**The problem:** Scan the records for "Cellular" and copy each line that contains it.

**Data section:**

------------------------------------------------------------------------

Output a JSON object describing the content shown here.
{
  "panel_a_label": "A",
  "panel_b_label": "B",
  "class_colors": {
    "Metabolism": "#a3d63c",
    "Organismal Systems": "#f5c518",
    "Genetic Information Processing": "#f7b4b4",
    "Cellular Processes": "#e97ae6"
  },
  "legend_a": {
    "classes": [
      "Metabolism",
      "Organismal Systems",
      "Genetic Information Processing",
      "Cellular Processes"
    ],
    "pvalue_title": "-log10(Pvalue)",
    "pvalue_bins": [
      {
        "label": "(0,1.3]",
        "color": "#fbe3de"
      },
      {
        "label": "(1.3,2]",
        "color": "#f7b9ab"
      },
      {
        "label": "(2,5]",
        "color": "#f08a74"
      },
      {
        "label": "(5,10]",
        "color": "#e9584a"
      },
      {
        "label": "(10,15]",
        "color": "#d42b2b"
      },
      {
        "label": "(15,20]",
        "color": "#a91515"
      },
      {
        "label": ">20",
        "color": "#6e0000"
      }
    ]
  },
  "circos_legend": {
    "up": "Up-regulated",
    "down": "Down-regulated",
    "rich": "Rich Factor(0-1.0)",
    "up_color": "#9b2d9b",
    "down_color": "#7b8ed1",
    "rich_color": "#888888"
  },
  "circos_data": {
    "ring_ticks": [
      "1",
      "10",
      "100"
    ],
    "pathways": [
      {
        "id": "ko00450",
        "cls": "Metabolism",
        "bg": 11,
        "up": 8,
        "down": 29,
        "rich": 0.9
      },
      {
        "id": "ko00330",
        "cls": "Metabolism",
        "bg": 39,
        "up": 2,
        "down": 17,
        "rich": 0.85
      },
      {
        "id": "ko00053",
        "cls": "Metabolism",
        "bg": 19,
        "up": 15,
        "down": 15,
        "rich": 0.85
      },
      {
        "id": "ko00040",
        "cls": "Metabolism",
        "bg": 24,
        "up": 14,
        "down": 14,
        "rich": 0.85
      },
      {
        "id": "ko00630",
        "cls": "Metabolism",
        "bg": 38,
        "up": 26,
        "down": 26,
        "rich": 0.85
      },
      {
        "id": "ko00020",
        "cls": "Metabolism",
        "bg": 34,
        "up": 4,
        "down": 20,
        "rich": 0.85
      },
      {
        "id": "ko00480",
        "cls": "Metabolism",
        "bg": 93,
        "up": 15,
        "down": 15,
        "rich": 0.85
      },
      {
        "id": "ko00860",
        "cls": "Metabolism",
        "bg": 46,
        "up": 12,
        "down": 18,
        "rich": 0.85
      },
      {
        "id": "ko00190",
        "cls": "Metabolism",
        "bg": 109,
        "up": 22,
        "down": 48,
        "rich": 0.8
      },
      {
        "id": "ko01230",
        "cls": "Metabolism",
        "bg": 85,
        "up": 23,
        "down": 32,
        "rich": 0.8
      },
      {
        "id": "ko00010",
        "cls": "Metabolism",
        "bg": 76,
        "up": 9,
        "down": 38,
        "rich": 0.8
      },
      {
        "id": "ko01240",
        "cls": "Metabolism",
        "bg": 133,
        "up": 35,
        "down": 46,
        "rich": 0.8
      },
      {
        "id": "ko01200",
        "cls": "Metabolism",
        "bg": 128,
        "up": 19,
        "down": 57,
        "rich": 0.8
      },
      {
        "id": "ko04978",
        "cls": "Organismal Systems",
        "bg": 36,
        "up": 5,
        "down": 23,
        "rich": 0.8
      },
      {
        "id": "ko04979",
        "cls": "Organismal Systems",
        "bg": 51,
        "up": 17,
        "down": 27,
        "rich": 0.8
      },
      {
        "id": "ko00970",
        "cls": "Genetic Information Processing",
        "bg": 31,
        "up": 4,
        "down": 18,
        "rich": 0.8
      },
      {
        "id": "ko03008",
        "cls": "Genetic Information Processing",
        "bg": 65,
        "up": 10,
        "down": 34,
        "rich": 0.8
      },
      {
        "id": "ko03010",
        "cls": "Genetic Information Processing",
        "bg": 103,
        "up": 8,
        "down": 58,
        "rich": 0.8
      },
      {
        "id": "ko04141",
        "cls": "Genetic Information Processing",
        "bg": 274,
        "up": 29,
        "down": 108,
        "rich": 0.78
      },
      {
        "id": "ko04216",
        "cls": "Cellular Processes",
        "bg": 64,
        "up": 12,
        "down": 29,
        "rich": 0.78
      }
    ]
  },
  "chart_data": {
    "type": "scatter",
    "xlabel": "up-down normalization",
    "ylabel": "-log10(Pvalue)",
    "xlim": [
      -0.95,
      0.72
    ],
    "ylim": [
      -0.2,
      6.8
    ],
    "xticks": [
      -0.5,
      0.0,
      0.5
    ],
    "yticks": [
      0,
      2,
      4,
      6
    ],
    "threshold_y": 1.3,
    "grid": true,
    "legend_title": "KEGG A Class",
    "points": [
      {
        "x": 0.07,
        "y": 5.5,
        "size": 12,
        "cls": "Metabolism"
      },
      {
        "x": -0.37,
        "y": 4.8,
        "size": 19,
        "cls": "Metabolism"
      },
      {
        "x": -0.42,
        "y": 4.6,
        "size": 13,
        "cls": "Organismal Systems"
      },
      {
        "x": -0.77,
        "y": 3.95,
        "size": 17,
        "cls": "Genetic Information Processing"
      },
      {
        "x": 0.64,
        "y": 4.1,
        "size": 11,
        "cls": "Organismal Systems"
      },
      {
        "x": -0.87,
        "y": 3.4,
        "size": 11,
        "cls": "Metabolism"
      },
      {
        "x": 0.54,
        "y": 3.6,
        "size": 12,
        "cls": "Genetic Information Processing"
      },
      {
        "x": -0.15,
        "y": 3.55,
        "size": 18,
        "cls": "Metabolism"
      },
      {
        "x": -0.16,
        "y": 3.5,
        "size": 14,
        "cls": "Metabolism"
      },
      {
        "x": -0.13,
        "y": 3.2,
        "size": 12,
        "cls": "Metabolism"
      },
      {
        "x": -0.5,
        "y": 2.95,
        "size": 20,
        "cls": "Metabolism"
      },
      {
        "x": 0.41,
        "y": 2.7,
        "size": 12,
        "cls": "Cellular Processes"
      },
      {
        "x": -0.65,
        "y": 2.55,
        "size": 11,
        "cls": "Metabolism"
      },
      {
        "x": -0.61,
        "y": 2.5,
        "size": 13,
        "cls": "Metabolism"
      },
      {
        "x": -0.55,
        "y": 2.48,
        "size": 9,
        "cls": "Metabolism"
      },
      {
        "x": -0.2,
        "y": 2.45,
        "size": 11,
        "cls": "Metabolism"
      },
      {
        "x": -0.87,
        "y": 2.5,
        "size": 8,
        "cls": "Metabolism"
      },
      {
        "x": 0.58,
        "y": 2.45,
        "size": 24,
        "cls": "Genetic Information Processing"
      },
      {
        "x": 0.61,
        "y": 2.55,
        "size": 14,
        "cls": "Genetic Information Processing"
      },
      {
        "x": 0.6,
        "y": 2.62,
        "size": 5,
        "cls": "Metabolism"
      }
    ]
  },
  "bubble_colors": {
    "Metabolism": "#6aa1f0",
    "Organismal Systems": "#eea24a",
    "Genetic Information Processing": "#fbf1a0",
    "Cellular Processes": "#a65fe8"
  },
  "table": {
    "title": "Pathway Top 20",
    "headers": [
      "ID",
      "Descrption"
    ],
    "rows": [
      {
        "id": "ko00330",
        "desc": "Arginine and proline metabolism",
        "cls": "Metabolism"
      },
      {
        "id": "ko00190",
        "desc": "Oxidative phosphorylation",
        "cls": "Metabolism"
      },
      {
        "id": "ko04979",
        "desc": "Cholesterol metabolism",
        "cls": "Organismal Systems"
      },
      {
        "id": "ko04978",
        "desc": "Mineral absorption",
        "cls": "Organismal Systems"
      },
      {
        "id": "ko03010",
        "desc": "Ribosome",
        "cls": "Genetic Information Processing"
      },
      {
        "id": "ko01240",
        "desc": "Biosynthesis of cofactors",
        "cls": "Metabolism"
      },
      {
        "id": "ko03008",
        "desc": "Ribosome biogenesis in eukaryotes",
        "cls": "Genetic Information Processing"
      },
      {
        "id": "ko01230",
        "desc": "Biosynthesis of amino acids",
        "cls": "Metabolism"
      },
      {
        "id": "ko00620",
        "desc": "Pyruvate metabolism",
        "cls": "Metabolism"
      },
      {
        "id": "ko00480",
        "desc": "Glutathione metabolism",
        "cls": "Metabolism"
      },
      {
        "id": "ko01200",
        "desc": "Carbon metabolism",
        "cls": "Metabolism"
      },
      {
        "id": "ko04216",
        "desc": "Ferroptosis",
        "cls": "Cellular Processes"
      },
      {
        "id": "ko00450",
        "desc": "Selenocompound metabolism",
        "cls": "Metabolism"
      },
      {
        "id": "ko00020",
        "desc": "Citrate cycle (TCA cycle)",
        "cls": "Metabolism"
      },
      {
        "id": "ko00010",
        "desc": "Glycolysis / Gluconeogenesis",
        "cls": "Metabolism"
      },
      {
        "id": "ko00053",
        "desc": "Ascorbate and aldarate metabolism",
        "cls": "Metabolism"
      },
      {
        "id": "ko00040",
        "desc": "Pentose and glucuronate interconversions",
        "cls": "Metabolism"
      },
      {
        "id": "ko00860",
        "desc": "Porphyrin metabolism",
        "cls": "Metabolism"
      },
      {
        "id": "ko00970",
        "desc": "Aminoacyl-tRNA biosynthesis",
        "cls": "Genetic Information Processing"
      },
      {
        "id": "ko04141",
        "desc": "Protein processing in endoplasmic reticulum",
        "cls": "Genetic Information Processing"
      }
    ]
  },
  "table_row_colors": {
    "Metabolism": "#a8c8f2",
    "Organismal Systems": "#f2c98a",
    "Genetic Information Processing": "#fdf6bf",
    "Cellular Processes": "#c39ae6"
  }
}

------------------------------------------------------------------------

**Expected output:**
    "Cellular Processes": "#e97ae6"
      "Cellular Processes"
        "cls": "Cellular Processes",
        "cls": "Cellular Processes"
    "Cellular Processes": "#a65fe8"
        "cls": "Cellular Processes"
    "Cellular Processes": "#c39ae6"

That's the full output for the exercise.